Start of Record extracts
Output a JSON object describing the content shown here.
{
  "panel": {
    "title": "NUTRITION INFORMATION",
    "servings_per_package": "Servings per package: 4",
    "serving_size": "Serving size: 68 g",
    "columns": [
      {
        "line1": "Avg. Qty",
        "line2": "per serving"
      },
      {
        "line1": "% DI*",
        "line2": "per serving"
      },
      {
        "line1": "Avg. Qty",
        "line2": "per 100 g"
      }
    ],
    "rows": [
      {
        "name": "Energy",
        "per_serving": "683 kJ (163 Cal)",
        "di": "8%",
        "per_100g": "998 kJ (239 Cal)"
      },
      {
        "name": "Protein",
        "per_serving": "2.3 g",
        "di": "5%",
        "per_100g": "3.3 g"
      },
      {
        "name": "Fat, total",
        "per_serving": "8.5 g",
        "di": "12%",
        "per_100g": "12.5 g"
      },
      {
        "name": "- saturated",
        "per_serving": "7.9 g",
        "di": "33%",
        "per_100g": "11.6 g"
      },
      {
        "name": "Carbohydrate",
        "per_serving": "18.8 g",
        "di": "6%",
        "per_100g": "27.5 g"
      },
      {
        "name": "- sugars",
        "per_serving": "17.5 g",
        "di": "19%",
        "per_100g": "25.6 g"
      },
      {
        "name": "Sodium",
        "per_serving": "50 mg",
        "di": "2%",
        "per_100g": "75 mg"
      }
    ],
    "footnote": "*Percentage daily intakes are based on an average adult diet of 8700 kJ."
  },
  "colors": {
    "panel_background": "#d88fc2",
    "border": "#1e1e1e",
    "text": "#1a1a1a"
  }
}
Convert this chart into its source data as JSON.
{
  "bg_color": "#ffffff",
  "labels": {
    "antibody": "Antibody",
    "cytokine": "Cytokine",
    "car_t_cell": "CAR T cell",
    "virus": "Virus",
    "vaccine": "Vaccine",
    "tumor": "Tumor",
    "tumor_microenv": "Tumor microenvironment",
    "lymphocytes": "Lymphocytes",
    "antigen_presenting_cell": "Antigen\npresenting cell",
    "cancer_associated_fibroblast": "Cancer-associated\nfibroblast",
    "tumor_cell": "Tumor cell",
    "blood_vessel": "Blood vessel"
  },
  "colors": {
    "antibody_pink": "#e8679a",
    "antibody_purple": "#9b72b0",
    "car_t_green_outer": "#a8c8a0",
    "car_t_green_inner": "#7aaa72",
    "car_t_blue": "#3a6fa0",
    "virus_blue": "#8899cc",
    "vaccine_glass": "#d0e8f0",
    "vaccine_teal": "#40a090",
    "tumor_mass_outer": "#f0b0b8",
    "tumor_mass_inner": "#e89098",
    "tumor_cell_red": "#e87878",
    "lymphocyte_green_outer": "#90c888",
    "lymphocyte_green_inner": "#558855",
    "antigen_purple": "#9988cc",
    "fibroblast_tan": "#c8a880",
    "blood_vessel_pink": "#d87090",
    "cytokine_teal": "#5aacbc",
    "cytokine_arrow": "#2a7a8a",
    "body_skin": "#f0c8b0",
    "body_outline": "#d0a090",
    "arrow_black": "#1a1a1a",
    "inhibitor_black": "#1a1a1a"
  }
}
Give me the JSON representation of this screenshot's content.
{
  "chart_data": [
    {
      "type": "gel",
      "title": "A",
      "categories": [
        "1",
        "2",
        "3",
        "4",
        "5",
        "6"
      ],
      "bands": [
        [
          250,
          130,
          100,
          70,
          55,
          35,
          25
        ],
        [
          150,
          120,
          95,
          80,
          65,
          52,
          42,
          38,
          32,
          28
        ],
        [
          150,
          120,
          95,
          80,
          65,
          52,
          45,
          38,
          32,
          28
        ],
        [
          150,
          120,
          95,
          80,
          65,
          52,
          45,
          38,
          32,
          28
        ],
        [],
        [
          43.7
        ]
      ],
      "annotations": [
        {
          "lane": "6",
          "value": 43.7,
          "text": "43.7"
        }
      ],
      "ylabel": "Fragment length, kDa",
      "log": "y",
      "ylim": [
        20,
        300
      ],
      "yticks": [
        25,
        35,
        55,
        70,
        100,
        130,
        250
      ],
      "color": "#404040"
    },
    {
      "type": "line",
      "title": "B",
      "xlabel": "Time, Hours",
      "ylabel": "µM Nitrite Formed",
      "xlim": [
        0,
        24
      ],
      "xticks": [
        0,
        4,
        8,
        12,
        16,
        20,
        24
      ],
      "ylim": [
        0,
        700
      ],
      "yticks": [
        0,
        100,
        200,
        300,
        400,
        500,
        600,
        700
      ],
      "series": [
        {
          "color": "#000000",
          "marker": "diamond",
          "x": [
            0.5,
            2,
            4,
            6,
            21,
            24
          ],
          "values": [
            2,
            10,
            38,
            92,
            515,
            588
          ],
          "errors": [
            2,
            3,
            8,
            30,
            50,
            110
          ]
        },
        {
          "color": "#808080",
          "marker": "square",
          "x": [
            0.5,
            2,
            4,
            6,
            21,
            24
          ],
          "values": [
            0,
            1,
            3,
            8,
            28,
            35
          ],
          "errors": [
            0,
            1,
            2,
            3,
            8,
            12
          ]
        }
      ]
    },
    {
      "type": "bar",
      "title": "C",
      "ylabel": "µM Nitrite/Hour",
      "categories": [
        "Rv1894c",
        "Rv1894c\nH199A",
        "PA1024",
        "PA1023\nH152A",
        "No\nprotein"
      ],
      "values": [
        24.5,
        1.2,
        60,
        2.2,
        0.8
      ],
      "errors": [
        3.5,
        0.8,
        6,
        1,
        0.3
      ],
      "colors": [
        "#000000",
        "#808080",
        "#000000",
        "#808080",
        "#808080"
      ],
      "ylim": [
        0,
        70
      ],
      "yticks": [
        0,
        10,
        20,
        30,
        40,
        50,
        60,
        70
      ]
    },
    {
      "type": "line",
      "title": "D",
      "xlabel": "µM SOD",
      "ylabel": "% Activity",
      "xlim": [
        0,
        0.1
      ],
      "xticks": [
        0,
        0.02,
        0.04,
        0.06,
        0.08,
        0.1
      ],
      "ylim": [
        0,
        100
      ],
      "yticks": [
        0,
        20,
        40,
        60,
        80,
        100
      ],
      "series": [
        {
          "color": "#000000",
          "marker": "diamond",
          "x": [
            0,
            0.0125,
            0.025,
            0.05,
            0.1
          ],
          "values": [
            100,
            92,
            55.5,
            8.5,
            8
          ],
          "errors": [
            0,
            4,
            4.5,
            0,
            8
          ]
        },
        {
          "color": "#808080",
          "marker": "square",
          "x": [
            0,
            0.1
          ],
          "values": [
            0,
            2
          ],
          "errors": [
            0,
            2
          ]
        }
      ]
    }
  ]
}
End of Record extracts
_What you are asked to do_: Would you print each line of the material exactly?

_Task answer_:
Output a JSON object describing the content shown here.
{
  "panel": {
    "title": "NUTRITION INFORMATION",
    "servings_per_package": "Servings per package: 4",
    "serving_size": "Serving size: 68 g",
    "columns": [
      {
        "line1": "Avg. Qty",
        "line2": "per serving"
      },
      {
        "line1": "% DI*",
        "line2": "per serving"
      },
      {
        "line1": "Avg. Qty",
        "line2": "per 100 g"
      }
    ],
    "rows": [
      {
        "name": "Energy",
        "per_serving": "683 kJ (163 Cal)",
        "di": "8%",
        "per_100g": "998 kJ (239 Cal)"
      },
      {
        "name": "Protein",
        "per_serving": "2.3 g",
        "di": "5%",
        "per_100g": "3.3 g"
      },
      {
        "name": "Fat, total",
        "per_serving": "8.5 g",
        "di": "12%",
        "per_100g": "12.5 g"
      },
      {
        "name": "- saturated",
        "per_serving": "7.9 g",
        "di": "33%",
        "per_100g": "11.6 g"
      },
      {
        "name": "Carbohydrate",
        "per_serving": "18.8 g",
        "di": "6%",
        "per_100g": "27.5 g"
      },
      {
        "name": "- sugars",
        "per_serving": "17.5 g",
        "di": "19%",
        "per_100g": "25.6 g"
      },
      {
        "name": "Sodium",
        "per_serving": "50 mg",
        "di": "2%",
        "per_100g": "75 mg"
      }
    ],
    "footnote": "*Percentage daily intakes are based on an average adult diet of 8700 kJ."
  },
  "colors": {
    "panel_background": "#d88fc2",
    "border": "#1e1e1e",
    "text": "#1a1a1a"
  }
}
Convert this chart into its source data as JSON.
{
  "bg_color": "#ffffff",
  "labels": {
    "antibody": "Antibody",
    "cytokine": "Cytokine",
    "car_t_cell": "CAR T cell",
    "virus": "Virus",
    "vaccine": "Vaccine",
    "tumor": "Tumor",
    "tumor_microenv": "Tumor microenvironment",
    "lymphocytes": "Lymphocytes",
    "antigen_presenting_cell": "Antigen\npresenting cell",
    "cancer_associated_fibroblast": "Cancer-associated\nfibroblast",
    "tumor_cell": "Tumor cell",
    "blood_vessel": "Blood vessel"
  },
  "colors": {
    "antibody_pink": "#e8679a",
    "antibody_purple": "#9b72b0",
    "car_t_green_outer": "#a8c8a0",
    "car_t_green_inner": "#7aaa72",
    "car_t_blue": "#3a6fa0",
    "virus_blue": "#8899cc",
    "vaccine_glass": "#d0e8f0",
    "vaccine_teal": "#40a090",
    "tumor_mass_outer": "#f0b0b8",
    "tumor_mass_inner": "#e89098",
    "tumor_cell_red": "#e87878",
    "lymphocyte_green_outer": "#90c888",
    "lymphocyte_green_inner": "#558855",
    "antigen_purple": "#9988cc",
    "fibroblast_tan": "#c8a880",
    "blood_vessel_pink": "#d87090",
    "cytokine_teal": "#5aacbc",
    "cytokine_arrow": "#2a7a8a",
    "body_skin": "#f0c8b0",
    "body_outline": "#d0a090",
    "arrow_black": "#1a1a1a",
    "inhibitor_black": "#1a1a1a"
  }
}
Give me the JSON representation of this screenshot's content.
{
  "chart_data": [
    {
      "type": "gel",
      "title": "A",
      "categories": [
        "1",
        "2",
        "3",
        "4",
        "5",
        "6"
      ],
      "bands": [
        [
          250,
          130,
          100,
          70,
          55,
          35,
          25
        ],
        [
          150,
          120,
          95,
          80,
          65,
          52,
          42,
          38,
          32,
          28
        ],
        [
          150,
          120,
          95,
          80,
          65,
          52,
          45,
          38,
          32,
          28
        ],
        [
          150,
          120,
          95,
          80,
          65,
          52,
          45,
          38,
          32,
          28
        ],
        [],
        [
          43.7
        ]
      ],
      "annotations": [
        {
          "lane": "6",
          "value": 43.7,
          "text": "43.7"
        }
      ],
      "ylabel": "Fragment length, kDa",
      "log": "y",
      "ylim": [
        20,
        300
      ],
      "yticks": [
        25,
        35,
        55,
        70,
        100,
        130,
        250
      ],
      "color": "#404040"
    },
    {
      "type": "line",
      "title": "B",
      "xlabel": "Time, Hours",
      "ylabel": "µM Nitrite Formed",
      "xlim": [
        0,
        24
      ],
      "xticks": [
        0,
        4,
        8,
        12,
        16,
        20,
        24
      ],
      "ylim": [
        0,
        700
      ],
      "yticks": [
        0,
        100,
        200,
        300,
        400,
        500,
        600,
        700
      ],
      "series": [
        {
          "color": "#000000",
          "marker": "diamond",
          "x": [
            0.5,
            2,
            4,
            6,
            21,
            24
          ],
          "values": [
            2,
            10,
            38,
            92,
            515,
            588
          ],
          "errors": [
            2,
            3,
            8,
            30,
            50,
            110
          ]
        },
        {
          "color": "#808080",
          "marker": "square",
          "x": [
            0.5,
            2,
            4,
            6,
            21,
            24
          ],
          "values": [
            0,
            1,
            3,
            8,
            28,
            35
          ],
          "errors": [
            0,
            1,
            2,
            3,
            8,
            12
          ]
        }
      ]
    },
    {
      "type": "bar",
      "title": "C",
      "ylabel": "µM Nitrite/Hour",
      "categories": [
        "Rv1894c",
        "Rv1894c\nH199A",
        "PA1024",
        "PA1023\nH152A",
        "No\nprotein"
      ],
      "values": [
        24.5,
        1.2,
        60,
        2.2,
        0.8
      ],
      "errors": [
        3.5,
        0.8,
        6,
        1,
        0.3
      ],
      "colors": [
        "#000000",
        "#808080",
        "#000000",
        "#808080",
        "#808080"
      ],
      "ylim": [
        0,
        70
      ],
      "yticks": [
        0,
        10,
        20,
        30,
        40,
        50,
        60,
        70
      ]
    },
    {
      "type": "line",
      "title": "D",
      "xlabel": "µM SOD",
      "ylabel": "% Activity",
      "xlim": [
        0,
        0.1
      ],
      "xticks": [
        0,
        0.02,
        0.04,
        0.06,
        0.08,
        0.1
      ],
      "ylim": [
        0,
        100
      ],
      "yticks": [
        0,
        20,
        40,
        60,
        80,
        100
      ],
      "series": [
        {
          "color": "#000000",
          "marker": "diamond",
          "x": [
            0,
            0.0125,
            0.025,
            0.05,
            0.1
          ],
          "values": [
            100,
            92,
            55.5,
            8.5,
            8
          ],
          "errors": [
            0,
            4,
            4.5,
            0,
            8
          ]
        },
        {
          "color": "#808080",
          "marker": "square",
          "x": [
            0,
            0.1
          ],
          "values": [
            0,
            2
          ],
          "errors": [
            0,
            2
          ]
        }
      ]
    }
  ]
}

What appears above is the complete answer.